■ Set task: Copy out the complete listing, word for word.

■ Data for this exercise:
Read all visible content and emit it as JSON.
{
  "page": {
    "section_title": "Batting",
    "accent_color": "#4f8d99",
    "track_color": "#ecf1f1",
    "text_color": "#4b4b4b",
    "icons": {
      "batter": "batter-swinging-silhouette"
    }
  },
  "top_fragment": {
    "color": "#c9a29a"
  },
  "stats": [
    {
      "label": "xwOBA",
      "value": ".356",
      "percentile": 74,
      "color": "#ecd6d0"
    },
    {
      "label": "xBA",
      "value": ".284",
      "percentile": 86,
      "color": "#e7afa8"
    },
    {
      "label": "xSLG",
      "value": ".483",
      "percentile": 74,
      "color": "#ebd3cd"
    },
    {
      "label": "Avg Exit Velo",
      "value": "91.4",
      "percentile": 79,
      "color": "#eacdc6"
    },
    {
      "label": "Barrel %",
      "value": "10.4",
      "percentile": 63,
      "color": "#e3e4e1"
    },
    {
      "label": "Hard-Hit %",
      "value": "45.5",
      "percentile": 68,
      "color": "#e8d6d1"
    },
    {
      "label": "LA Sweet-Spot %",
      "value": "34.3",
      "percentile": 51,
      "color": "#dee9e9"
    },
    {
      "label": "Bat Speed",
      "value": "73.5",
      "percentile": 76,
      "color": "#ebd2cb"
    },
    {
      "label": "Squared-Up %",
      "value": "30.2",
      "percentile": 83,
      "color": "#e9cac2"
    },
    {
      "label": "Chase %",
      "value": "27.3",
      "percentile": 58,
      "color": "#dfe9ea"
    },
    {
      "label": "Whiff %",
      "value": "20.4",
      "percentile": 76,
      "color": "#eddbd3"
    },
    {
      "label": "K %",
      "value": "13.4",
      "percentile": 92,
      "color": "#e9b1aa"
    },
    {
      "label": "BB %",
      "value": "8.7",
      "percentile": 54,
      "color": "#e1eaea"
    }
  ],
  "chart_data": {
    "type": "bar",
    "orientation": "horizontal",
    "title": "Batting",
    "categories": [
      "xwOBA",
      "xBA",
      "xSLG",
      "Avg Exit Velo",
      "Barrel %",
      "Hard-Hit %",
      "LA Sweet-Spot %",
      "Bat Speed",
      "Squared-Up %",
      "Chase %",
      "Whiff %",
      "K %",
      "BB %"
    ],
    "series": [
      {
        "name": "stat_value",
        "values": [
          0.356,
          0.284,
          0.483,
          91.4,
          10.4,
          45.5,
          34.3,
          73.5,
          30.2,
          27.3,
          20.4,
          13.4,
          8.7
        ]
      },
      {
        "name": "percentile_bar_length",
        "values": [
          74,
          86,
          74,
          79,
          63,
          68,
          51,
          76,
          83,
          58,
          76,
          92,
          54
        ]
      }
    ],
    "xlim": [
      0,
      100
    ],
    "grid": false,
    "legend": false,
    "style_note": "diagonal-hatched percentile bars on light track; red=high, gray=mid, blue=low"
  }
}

■ Solution for this task:
Read all visible content and emit it as JSON.
{
  "page": {
    "section_title": "Batting",
    "accent_color": "#4f8d99",
    "track_color": "#ecf1f1",
    "text_color": "#4b4b4b",
    "icons": {
      "batter": "batter-swinging-silhouette"
    }
  },
  "top_fragment": {
    "color": "#c9a29a"
  },
  "stats": [
    {
      "label": "xwOBA",
      "value": ".356",
      "percentile": 74,
      "color": "#ecd6d0"
    },
    {
      "label": "xBA",
      "value": ".284",
      "percentile": 86,
      "color": "#e7afa8"
    },
    {
      "label": "xSLG",
      "value": ".483",
      "percentile": 74,
      "color": "#ebd3cd"
    },
    {
      "label": "Avg Exit Velo",
      "value": "91.4",
      "percentile": 79,
      "color": "#eacdc6"
    },
    {
      "label": "Barrel %",
      "value": "10.4",
      "percentile": 63,
      "color": "#e3e4e1"
    },
    {
      "label": "Hard-Hit %",
      "value": "45.5",
      "percentile": 68,
      "color": "#e8d6d1"
    },
    {
      "label": "LA Sweet-Spot %",
      "value": "34.3",
      "percentile": 51,
      "color": "#dee9e9"
    },
    {
      "label": "Bat Speed",
      "value": "73.5",
      "percentile": 76,
      "color": "#ebd2cb"
    },
    {
      "label": "Squared-Up %",
      "value": "30.2",
      "percentile": 83,
      "color": "#e9cac2"
    },
    {
      "label": "Chase %",
      "value": "27.3",
      "percentile": 58,
      "color": "#dfe9ea"
    },
    {
      "label": "Whiff %",
      "value": "20.4",
      "percentile": 76,
      "color": "#eddbd3"
    },
    {
      "label": "K %",
      "value": "13.4",
      "percentile": 92,
      "color": "#e9b1aa"
    },
    {
      "label": "BB %",
      "value": "8.7",
      "percentile": 54,
      "color": "#e1eaea"
    }
  ],
  "chart_data": {
    "type": "bar",
    "orientation": "horizontal",
    "title": "Batting",
    "categories": [
      "xwOBA",
      "xBA",
      "xSLG",
      "Avg Exit Velo",
      "Barrel %",
      "Hard-Hit %",
      "LA Sweet-Spot %",
      "Bat Speed",
      "Squared-Up %",
      "Chase %",
      "Whiff %",
      "K %",
      "BB %"
    ],
    "series": [
      {
        "name": "stat_value",
        "values": [
          0.356,
          0.284,
          0.483,
          91.4,
          10.4,
          45.5,
          34.3,
          73.5,
          30.2,
          27.3,
          20.4,
          13.4,
          8.7
        ]
      },
      {
        "name": "percentile_bar_length",
        "values": [
          74,
          86,
          74,
          79,
          63,
          68,
          51,
          76,
          83,
          58,
          76,
          92,
          54
        ]
      }
    ],
    "xlim": [
      0,
      100
    ],
    "grid": false,
    "legend": false,
    "style_note": "diagonal-hatched percentile bars on light track; red=high, gray=mid, blue=low"
  }
}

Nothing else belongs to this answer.